__SELECTED TEXT__:

========

Tuberculosis after World War II
The result of the far-reaching and aggressive public health campaign was that the incidence of tuberculosis, which had been steadily declining since the 1870s (when the mortality rate exceeded 300 deaths per 100,000 population), fell to unprecedented low levels by the 1930s (when the mortality rate fell below 50 deaths per 100,000 population). Disease mortality fell even lower (to 10 deaths per 100,000 population in 1954) after the development of an antibiotic, streptomycin, by the microbiologist Selman Waksman in 1943. Although other countries in the 1950s instituted vaccination campaigns using the Bacillus-Calmette-Guérin (BCG) vaccine, it was not adopted for wide use in the United States as public health programs emphasized the identification of patients exposed to the bacillus rather than universal vaccination against the disease.

========

__DATA EXCERPTS__:
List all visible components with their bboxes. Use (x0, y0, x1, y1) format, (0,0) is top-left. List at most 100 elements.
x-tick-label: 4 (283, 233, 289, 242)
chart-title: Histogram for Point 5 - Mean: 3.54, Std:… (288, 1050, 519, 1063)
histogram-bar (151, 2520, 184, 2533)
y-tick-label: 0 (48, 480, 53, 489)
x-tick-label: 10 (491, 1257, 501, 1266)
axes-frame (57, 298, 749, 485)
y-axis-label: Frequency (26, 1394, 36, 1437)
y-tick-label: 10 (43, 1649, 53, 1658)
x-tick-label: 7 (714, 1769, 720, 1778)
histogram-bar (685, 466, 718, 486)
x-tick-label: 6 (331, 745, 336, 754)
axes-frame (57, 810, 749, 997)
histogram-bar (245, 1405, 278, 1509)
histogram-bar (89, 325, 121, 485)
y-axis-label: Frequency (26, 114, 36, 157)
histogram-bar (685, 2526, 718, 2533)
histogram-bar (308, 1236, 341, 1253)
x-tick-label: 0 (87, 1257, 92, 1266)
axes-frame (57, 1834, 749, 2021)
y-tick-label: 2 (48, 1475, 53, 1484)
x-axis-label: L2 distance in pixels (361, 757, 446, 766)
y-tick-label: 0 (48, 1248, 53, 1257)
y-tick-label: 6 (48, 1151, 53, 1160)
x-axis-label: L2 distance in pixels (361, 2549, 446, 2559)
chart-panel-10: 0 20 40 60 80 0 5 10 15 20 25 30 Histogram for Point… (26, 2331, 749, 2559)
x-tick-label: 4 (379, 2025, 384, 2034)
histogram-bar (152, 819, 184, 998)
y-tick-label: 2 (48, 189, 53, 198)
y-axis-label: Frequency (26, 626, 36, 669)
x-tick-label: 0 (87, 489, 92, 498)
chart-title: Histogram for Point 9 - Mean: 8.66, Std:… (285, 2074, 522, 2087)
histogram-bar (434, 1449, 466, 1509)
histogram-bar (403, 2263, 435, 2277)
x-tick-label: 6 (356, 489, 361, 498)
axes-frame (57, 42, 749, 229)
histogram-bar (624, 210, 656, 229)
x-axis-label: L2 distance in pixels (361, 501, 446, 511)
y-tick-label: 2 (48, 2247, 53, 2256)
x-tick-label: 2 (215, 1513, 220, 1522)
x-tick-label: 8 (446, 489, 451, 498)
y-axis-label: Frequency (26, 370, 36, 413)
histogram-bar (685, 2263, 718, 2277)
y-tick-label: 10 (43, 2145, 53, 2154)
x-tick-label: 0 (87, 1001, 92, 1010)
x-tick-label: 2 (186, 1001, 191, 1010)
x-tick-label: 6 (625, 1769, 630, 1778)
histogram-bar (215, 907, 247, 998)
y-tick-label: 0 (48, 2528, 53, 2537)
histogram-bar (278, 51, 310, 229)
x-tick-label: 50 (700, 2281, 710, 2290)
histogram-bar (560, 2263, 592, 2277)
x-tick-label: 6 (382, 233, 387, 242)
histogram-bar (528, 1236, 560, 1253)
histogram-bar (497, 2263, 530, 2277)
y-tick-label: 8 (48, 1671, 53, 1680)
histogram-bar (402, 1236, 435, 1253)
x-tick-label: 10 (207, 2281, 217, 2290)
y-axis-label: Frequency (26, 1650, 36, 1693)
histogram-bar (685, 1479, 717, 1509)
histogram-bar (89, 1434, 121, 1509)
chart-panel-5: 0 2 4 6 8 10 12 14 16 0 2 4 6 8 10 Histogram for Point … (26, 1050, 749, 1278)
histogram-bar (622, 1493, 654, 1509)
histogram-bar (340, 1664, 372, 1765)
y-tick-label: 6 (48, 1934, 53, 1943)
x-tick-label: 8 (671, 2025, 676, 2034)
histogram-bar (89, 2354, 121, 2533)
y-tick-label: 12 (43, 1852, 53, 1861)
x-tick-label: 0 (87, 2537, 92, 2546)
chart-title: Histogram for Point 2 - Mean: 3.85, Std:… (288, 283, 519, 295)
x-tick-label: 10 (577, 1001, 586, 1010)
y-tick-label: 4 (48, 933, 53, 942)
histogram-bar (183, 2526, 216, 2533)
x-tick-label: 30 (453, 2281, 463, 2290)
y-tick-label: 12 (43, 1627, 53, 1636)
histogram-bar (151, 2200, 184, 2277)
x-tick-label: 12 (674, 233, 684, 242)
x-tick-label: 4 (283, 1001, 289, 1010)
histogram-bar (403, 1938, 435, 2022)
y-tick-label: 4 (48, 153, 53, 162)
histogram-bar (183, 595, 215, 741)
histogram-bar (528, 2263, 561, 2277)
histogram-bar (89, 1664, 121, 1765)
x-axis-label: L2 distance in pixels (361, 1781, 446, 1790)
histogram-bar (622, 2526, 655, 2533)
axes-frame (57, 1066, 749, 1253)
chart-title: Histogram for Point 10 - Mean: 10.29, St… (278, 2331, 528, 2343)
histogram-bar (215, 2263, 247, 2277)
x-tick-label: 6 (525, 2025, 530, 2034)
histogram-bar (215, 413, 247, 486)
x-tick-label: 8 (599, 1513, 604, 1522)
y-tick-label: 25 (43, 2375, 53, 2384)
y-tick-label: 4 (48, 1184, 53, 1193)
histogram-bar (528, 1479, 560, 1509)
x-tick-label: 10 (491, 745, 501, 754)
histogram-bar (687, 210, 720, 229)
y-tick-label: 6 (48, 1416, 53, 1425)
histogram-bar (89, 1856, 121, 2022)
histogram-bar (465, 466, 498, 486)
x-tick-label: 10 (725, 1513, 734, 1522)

========

__TASK OBJECTIVE__:
In the text on tuberculosis after World War II, rewrite the part starting at "Tuberculosis after World" and ending at "against the disease.", changing "mortality rate" to "death rate". These items come from a different source than the text.

__EXERCISE RESULT__:
Tuberculosis after World War II
The result of the far-reaching and aggressive public health campaign was that the incidence of tuberculosis, which had been steadily declining since the 1870s (when the death rate exceeded 300 deaths per 100,000 population), fell to unprecedented low levels by the 1930s (when the death rate fell below 50 deaths per 100,000 population). Disease mortality fell even lower (to 10 deaths per 100,000 population in 1954) after the development of an antibiotic, streptomycin, by the microbiologist Selman Waksman in 1943. Although other countries in the 1950s instituted vaccination campaigns using the Bacillus-Calmette-Guérin (BCG) vaccine, it was not adopted for wide use in the United States as public health programs emphasized the identification of patients exposed to the bacillus rather than universal vaccination against the disease.